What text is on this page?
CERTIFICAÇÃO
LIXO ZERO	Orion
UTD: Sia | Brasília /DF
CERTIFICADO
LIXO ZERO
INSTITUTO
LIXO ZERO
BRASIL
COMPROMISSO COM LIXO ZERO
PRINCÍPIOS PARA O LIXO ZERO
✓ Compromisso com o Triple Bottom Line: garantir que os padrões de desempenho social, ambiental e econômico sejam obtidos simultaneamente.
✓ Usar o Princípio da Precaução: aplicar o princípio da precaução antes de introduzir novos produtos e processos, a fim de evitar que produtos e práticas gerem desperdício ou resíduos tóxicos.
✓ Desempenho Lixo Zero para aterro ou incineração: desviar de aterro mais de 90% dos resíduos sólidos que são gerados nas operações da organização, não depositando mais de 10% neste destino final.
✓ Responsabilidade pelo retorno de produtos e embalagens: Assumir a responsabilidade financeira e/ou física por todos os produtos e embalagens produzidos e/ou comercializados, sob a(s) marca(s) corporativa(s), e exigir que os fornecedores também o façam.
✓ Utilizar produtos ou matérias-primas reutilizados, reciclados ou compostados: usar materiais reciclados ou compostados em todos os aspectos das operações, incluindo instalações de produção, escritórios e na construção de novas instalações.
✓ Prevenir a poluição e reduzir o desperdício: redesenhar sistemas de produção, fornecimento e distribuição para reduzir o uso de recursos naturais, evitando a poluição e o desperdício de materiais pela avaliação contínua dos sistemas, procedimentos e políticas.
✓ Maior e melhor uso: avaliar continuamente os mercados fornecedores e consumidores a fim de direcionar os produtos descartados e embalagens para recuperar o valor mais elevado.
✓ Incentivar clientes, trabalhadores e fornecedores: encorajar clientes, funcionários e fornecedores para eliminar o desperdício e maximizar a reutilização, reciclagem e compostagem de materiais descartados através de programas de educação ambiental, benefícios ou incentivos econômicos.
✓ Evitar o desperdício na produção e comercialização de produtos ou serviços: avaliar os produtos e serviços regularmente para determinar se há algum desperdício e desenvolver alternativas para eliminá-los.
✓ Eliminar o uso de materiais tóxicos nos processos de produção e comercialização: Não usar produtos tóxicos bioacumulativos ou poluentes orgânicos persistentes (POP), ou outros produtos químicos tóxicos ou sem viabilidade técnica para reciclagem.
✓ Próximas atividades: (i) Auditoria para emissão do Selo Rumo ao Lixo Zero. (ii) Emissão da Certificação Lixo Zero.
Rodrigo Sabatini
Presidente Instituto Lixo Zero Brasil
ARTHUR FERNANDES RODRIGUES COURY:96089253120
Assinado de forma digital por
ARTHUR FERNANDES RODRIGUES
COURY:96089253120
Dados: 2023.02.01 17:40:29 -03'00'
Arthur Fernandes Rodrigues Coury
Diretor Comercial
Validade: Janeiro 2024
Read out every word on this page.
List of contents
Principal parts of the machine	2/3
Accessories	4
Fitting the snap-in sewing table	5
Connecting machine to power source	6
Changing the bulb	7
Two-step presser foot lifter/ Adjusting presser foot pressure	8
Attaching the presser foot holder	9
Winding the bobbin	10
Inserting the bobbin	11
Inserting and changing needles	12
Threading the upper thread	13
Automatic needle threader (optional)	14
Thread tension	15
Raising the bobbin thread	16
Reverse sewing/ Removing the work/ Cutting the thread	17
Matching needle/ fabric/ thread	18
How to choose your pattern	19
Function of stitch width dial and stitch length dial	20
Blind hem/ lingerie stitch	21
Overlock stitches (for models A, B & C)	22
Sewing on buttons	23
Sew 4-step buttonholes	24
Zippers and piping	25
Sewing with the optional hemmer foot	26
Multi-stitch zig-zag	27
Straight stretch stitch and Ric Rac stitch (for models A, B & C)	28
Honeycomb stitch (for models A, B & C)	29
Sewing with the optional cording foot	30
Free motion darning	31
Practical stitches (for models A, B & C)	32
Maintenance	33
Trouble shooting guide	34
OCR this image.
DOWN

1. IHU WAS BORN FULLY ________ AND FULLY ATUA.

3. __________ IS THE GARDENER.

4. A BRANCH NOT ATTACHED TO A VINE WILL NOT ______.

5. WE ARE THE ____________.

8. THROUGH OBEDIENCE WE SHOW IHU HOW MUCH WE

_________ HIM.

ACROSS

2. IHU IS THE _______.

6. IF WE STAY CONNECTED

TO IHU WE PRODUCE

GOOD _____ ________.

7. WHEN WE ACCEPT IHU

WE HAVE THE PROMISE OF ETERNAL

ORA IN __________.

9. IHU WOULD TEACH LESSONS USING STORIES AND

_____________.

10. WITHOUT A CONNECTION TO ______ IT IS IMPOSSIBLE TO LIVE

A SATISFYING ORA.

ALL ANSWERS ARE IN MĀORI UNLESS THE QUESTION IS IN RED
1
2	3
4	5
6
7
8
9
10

- Do this -
Extract the complete listing verbatim.

- Completed task -
What text is on this page?
CERTIFICAÇÃO
LIXO ZERO	Orion
UTD: Sia | Brasília /DF
CERTIFICADO
LIXO ZERO
INSTITUTO
LIXO ZERO
BRASIL
COMPROMISSO COM LIXO ZERO
PRINCÍPIOS PARA O LIXO ZERO
✓ Compromisso com o Triple Bottom Line: garantir que os padrões de desempenho social, ambiental e econômico sejam obtidos simultaneamente.
✓ Usar o Princípio da Precaução: aplicar o princípio da precaução antes de introduzir novos produtos e processos, a fim de evitar que produtos e práticas gerem desperdício ou resíduos tóxicos.
✓ Desempenho Lixo Zero para aterro ou incineração: desviar de aterro mais de 90% dos resíduos sólidos que são gerados nas operações da organização, não depositando mais de 10% neste destino final.
✓ Responsabilidade pelo retorno de produtos e embalagens: Assumir a responsabilidade financeira e/ou física por todos os produtos e embalagens produzidos e/ou comercializados, sob a(s) marca(s) corporativa(s), e exigir que os fornecedores também o façam.
✓ Utilizar produtos ou matérias-primas reutilizados, reciclados ou compostados: usar materiais reciclados ou compostados em todos os aspectos das operações, incluindo instalações de produção, escritórios e na construção de novas instalações.
✓ Prevenir a poluição e reduzir o desperdício: redesenhar sistemas de produção, fornecimento e distribuição para reduzir o uso de recursos naturais, evitando a poluição e o desperdício de materiais pela avaliação contínua dos sistemas, procedimentos e políticas.
✓ Maior e melhor uso: avaliar continuamente os mercados fornecedores e consumidores a fim de direcionar os produtos descartados e embalagens para recuperar o valor mais elevado.
✓ Incentivar clientes, trabalhadores e fornecedores: encorajar clientes, funcionários e fornecedores para eliminar o desperdício e maximizar a reutilização, reciclagem e compostagem de materiais descartados através de programas de educação ambiental, benefícios ou incentivos econômicos.
✓ Evitar o desperdício na produção e comercialização de produtos ou serviços: avaliar os produtos e serviços regularmente para determinar se há algum desperdício e desenvolver alternativas para eliminá-los.
✓ Eliminar o uso de materiais tóxicos nos processos de produção e comercialização: Não usar produtos tóxicos bioacumulativos ou poluentes orgânicos persistentes (POP), ou outros produtos químicos tóxicos ou sem viabilidade técnica para reciclagem.
✓ Próximas atividades: (i) Auditoria para emissão do Selo Rumo ao Lixo Zero. (ii) Emissão da Certificação Lixo Zero.
Rodrigo Sabatini
Presidente Instituto Lixo Zero Brasil
ARTHUR FERNANDES RODRIGUES COURY:96089253120
Assinado de forma digital por
ARTHUR FERNANDES RODRIGUES
COURY:96089253120
Dados: 2023.02.01 17:40:29 -03'00'
Arthur Fernandes Rodrigues Coury
Diretor Comercial
Validade: Janeiro 2024
Read out every word on this page.
List of contents
Principal parts of the machine	2/3
Accessories	4
Fitting the snap-in sewing table	5
Connecting machine to power source	6
Changing the bulb	7
Two-step presser foot lifter/ Adjusting presser foot pressure	8
Attaching the presser foot holder	9
Winding the bobbin	10
Inserting the bobbin	11
Inserting and changing needles	12
Threading the upper thread	13
Automatic needle threader (optional)	14
Thread tension	15
Raising the bobbin thread	16
Reverse sewing/ Removing the work/ Cutting the thread	17
Matching needle/ fabric/ thread	18
How to choose your pattern	19
Function of stitch width dial and stitch length dial	20
Blind hem/ lingerie stitch	21
Overlock stitches (for models A, B & C)	22
Sewing on buttons	23
Sew 4-step buttonholes	24
Zippers and piping	25
Sewing with the optional hemmer foot	26
Multi-stitch zig-zag	27
Straight stretch stitch and Ric Rac stitch (for models A, B & C)	28
Honeycomb stitch (for models A, B & C)	29
Sewing with the optional cording foot	30
Free motion darning	31
Practical stitches (for models A, B & C)	32
Maintenance	33
Trouble shooting guide	34
OCR this image.
DOWN

1. IHU WAS BORN FULLY ________ AND FULLY ATUA.

3. __________ IS THE GARDENER.

4. A BRANCH NOT ATTACHED TO A VINE WILL NOT ______.

5. WE ARE THE ____________.

8. THROUGH OBEDIENCE WE SHOW IHU HOW MUCH WE

_________ HIM.

ACROSS

2. IHU IS THE _______.

6. IF WE STAY CONNECTED

TO IHU WE PRODUCE

GOOD _____ ________.

7. WHEN WE ACCEPT IHU

WE HAVE THE PROMISE OF ETERNAL

ORA IN __________.

9. IHU WOULD TEACH LESSONS USING STORIES AND

_____________.

10. WITHOUT A CONNECTION TO ______ IT IS IMPOSSIBLE TO LIVE

A SATISFYING ORA.

ALL ANSWERS ARE IN MĀORI UNLESS THE QUESTION IS IN RED
1
2	3
4	5
6
7
8
9
10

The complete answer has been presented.